### WHAT TO PRODUCE
Identify and pull out each line of the entries in which "this" occurs.

▽

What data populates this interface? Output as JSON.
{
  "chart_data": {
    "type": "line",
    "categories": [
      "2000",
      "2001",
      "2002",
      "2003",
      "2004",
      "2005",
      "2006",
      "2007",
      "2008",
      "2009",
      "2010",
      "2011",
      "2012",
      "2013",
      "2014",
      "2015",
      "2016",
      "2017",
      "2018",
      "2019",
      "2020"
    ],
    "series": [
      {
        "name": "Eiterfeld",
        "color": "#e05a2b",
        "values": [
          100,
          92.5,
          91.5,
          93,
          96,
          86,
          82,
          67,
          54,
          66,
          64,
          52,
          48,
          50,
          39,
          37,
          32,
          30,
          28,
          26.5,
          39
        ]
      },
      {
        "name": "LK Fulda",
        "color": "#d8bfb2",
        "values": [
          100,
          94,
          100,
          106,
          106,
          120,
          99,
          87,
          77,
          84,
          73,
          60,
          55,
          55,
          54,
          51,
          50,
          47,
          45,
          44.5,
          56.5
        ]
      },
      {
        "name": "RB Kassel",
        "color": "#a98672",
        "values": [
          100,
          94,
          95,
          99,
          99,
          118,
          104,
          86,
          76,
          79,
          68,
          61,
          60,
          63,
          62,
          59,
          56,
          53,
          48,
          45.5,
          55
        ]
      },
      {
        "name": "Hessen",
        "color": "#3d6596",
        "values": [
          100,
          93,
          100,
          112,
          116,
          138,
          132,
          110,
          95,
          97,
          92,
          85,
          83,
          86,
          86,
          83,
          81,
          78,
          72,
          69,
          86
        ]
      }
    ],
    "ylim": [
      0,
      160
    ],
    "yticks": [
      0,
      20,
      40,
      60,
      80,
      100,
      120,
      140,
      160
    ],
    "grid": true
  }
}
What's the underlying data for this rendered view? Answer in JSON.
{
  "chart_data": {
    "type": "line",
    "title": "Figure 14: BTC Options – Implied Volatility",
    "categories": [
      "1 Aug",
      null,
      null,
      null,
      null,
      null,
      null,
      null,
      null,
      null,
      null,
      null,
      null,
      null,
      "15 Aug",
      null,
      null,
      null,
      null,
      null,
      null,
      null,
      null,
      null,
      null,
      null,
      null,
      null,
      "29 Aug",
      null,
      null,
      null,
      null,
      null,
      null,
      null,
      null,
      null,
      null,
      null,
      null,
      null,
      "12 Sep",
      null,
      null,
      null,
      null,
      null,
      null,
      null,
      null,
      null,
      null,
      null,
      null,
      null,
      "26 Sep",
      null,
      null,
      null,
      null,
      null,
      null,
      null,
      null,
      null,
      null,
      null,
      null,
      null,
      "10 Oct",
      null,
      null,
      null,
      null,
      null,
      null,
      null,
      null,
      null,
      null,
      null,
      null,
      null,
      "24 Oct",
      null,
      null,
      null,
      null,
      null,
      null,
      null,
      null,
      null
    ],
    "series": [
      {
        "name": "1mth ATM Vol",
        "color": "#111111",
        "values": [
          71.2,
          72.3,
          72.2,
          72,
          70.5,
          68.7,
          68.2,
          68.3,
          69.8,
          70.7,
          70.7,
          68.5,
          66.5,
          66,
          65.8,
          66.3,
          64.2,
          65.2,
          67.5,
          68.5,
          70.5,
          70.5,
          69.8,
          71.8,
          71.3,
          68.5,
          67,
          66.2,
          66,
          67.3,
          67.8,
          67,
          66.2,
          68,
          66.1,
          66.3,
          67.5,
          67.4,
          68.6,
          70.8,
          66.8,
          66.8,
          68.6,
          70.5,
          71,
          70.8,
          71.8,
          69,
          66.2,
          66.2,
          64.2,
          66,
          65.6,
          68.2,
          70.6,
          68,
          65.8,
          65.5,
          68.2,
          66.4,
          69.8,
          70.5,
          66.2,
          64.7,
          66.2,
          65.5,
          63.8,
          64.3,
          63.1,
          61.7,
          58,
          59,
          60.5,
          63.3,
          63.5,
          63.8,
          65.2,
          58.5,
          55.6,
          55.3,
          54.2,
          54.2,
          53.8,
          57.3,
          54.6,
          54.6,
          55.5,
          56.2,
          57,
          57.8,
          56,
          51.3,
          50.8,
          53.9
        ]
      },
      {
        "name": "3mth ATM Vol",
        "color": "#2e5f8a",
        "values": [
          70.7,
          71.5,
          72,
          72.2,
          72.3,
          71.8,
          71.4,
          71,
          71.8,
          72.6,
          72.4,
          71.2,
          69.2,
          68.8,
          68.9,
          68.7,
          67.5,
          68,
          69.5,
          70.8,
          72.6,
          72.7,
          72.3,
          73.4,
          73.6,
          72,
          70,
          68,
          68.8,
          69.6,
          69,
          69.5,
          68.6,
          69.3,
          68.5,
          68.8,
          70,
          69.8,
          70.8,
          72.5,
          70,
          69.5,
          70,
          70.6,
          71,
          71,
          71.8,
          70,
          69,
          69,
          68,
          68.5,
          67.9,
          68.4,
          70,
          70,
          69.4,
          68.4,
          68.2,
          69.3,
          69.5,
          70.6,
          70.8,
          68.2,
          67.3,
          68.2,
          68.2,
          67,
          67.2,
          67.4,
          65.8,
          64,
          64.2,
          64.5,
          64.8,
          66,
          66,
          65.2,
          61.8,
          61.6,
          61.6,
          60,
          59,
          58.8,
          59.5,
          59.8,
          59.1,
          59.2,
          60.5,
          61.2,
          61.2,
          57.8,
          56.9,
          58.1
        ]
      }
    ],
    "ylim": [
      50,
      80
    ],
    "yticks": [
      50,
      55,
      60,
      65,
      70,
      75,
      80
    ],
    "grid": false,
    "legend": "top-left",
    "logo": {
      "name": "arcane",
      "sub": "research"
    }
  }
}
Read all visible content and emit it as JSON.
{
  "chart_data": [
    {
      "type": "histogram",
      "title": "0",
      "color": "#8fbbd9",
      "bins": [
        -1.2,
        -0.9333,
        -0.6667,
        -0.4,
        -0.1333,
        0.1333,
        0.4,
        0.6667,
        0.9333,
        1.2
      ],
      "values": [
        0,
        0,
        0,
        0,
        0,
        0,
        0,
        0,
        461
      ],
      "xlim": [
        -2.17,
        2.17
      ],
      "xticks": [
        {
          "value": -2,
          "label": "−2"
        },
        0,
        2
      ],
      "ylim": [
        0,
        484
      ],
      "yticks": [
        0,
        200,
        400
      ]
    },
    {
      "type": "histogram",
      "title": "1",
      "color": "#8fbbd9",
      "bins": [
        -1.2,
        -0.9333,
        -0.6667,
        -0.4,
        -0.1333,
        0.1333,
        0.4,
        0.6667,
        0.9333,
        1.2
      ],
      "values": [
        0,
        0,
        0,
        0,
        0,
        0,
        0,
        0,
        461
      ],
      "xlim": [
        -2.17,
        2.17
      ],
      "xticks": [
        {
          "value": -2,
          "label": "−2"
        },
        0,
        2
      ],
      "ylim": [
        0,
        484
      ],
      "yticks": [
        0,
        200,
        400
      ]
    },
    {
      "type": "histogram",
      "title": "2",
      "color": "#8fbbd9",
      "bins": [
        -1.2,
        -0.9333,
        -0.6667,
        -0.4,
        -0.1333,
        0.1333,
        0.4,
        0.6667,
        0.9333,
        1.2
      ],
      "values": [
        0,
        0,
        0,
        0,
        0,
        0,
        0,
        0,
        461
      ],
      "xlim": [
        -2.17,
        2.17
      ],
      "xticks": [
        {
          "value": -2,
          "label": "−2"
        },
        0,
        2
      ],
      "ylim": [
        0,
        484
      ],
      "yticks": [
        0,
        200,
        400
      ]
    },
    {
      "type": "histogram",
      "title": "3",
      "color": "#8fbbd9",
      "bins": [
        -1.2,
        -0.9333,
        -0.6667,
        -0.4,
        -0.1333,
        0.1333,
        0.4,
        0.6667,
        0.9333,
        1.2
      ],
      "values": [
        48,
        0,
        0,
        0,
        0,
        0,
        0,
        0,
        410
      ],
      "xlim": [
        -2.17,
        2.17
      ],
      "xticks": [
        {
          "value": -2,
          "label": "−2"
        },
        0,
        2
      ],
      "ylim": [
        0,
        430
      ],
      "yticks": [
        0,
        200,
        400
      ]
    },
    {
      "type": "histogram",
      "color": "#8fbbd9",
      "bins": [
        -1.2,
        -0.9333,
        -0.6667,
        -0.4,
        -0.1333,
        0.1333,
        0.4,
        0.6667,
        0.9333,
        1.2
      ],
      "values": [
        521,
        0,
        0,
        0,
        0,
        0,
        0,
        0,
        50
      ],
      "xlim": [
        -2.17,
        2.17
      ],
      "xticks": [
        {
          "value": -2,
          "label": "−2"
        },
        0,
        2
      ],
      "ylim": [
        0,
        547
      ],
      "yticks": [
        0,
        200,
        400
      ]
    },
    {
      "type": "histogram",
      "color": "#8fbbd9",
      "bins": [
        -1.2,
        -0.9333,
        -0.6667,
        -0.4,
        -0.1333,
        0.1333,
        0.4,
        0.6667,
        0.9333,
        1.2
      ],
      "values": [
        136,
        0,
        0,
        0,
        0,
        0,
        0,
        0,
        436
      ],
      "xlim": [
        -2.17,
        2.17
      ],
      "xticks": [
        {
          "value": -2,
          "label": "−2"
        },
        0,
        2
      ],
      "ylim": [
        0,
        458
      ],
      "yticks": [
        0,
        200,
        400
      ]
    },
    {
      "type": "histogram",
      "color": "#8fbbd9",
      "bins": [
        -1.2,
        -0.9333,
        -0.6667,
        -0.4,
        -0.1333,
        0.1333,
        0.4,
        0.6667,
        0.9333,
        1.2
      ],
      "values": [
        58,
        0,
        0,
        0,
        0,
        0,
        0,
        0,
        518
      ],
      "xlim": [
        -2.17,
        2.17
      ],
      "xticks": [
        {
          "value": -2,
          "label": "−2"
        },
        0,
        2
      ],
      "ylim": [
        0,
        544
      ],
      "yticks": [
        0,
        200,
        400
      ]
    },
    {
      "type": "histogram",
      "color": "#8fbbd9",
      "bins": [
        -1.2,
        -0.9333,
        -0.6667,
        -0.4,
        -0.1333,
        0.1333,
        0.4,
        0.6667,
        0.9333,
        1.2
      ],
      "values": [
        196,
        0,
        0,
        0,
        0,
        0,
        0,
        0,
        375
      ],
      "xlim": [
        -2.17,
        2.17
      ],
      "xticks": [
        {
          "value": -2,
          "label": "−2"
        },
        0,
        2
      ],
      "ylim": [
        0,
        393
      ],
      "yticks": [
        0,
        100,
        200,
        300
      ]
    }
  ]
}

△

### THE COMPLETED TASK
What data populates this interface? Output as JSON.
What's the underlying data for this rendered view? Answer in JSON.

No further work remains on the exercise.